#### Exercise requirements
Work through the data and report how many lines include the string "ทรสาคร", giving the number alone.

[Start Source data]

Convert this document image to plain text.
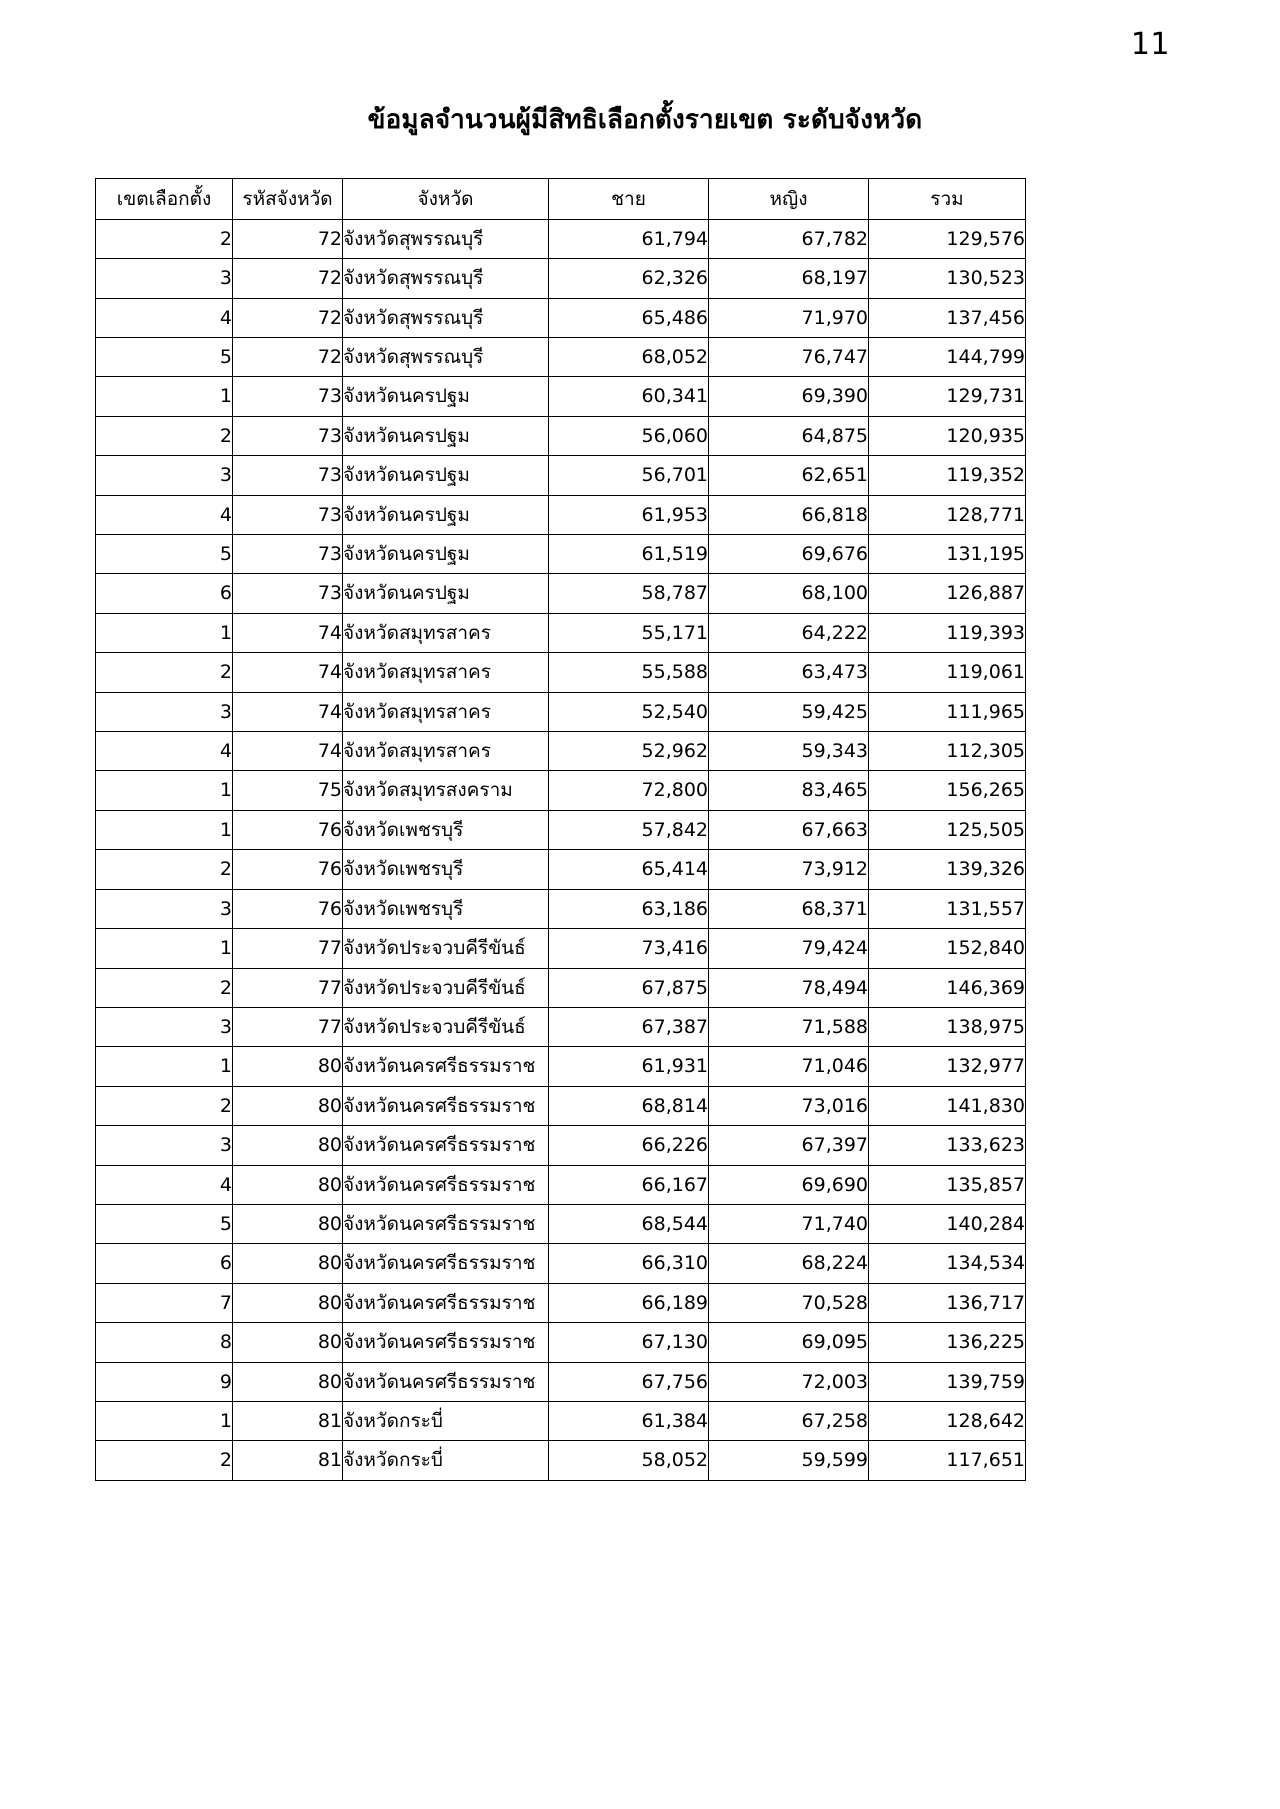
11
ข้อมูลจำนวนผู้มีสิทธิเลือกตั้งรายเขต ระดับจังหวัด
เขตเลือกตั้ง	รหัสจังหวัด	จังหวัด	ชาย	หญิง	รวม
2	72	จังหวัดสุพรรณบุรี	61,794	67,782	129,576
3	72	จังหวัดสุพรรณบุรี	62,326	68,197	130,523
4	72	จังหวัดสุพรรณบุรี	65,486	71,970	137,456
5	72	จังหวัดสุพรรณบุรี	68,052	76,747	144,799
1	73	จังหวัดนครปฐม	60,341	69,390	129,731
2	73	จังหวัดนครปฐม	56,060	64,875	120,935
3	73	จังหวัดนครปฐม	56,701	62,651	119,352
4	73	จังหวัดนครปฐม	61,953	66,818	128,771
5	73	จังหวัดนครปฐม	61,519	69,676	131,195
6	73	จังหวัดนครปฐม	58,787	68,100	126,887
1	74	จังหวัดสมุทรสาคร	55,171	64,222	119,393
2	74	จังหวัดสมุทรสาคร	55,588	63,473	119,061
3	74	จังหวัดสมุทรสาคร	52,540	59,425	111,965
4	74	จังหวัดสมุทรสาคร	52,962	59,343	112,305
1	75	จังหวัดสมุทรสงคราม	72,800	83,465	156,265
1	76	จังหวัดเพชรบุรี	57,842	67,663	125,505
2	76	จังหวัดเพชรบุรี	65,414	73,912	139,326
3	76	จังหวัดเพชรบุรี	63,186	68,371	131,557
1	77	จังหวัดประจวบคีรีขันธ์	73,416	79,424	152,840
2	77	จังหวัดประจวบคีรีขันธ์	67,875	78,494	146,369
3	77	จังหวัดประจวบคีรีขันธ์	67,387	71,588	138,975
1	80	จังหวัดนครศรีธรรมราช	61,931	71,046	132,977
2	80	จังหวัดนครศรีธรรมราช	68,814	73,016	141,830
3	80	จังหวัดนครศรีธรรมราช	66,226	67,397	133,623
4	80	จังหวัดนครศรีธรรมราช	66,167	69,690	135,857
5	80	จังหวัดนครศรีธรรมราช	68,544	71,740	140,284
6	80	จังหวัดนครศรีธรรมราช	66,310	68,224	134,534
7	80	จังหวัดนครศรีธรรมราช	66,189	70,528	136,717
8	80	จังหวัดนครศรีธรรมราช	67,130	69,095	136,225
9	80	จังหวัดนครศรีธรรมราช	67,756	72,003	139,759
1	81	จังหวัดกระบี่	61,384	67,258	128,642
2	81	จังหวัดกระบี่	58,052	59,599	117,651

[End Source data]

#### Output of the exercise
4